> [WHAT IS REQUIRED] Each record below must be returned exactly as shown.

> [Raw records]
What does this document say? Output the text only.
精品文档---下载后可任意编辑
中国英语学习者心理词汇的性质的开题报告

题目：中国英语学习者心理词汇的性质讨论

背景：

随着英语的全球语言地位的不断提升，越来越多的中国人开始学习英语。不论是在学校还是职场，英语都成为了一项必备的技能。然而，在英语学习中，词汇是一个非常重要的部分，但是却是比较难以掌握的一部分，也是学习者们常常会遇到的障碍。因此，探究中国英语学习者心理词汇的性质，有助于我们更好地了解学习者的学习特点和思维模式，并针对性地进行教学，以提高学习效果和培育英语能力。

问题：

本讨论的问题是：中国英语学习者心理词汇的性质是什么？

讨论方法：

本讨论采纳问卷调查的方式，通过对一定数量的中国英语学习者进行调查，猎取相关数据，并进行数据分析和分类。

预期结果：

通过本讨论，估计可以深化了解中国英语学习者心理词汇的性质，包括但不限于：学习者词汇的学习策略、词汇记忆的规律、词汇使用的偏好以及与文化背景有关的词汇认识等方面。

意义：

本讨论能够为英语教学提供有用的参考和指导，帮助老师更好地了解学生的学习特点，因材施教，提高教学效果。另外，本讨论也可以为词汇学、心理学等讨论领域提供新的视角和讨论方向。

> [ANSWER TO THIS EXERCISE]
What does this document say? Output the text only.
精品文档---下载后可任意编辑
中国英语学习者心理词汇的性质的开题报告

题目：中国英语学习者心理词汇的性质讨论

背景：

随着英语的全球语言地位的不断提升，越来越多的中国人开始学习英语。不论是在学校还是职场，英语都成为了一项必备的技能。然而，在英语学习中，词汇是一个非常重要的部分，但是却是比较难以掌握的一部分，也是学习者们常常会遇到的障碍。因此，探究中国英语学习者心理词汇的性质，有助于我们更好地了解学习者的学习特点和思维模式，并针对性地进行教学，以提高学习效果和培育英语能力。

问题：

本讨论的问题是：中国英语学习者心理词汇的性质是什么？

讨论方法：

本讨论采纳问卷调查的方式，通过对一定数量的中国英语学习者进行调查，猎取相关数据，并进行数据分析和分类。

预期结果：

通过本讨论，估计可以深化了解中国英语学习者心理词汇的性质，包括但不限于：学习者词汇的学习策略、词汇记忆的规律、词汇使用的偏好以及与文化背景有关的词汇认识等方面。

意义：

本讨论能够为英语教学提供有用的参考和指导，帮助老师更好地了解学生的学习特点，因材施教，提高教学效果。另外，本讨论也可以为词汇学、心理学等讨论领域提供新的视角和讨论方向。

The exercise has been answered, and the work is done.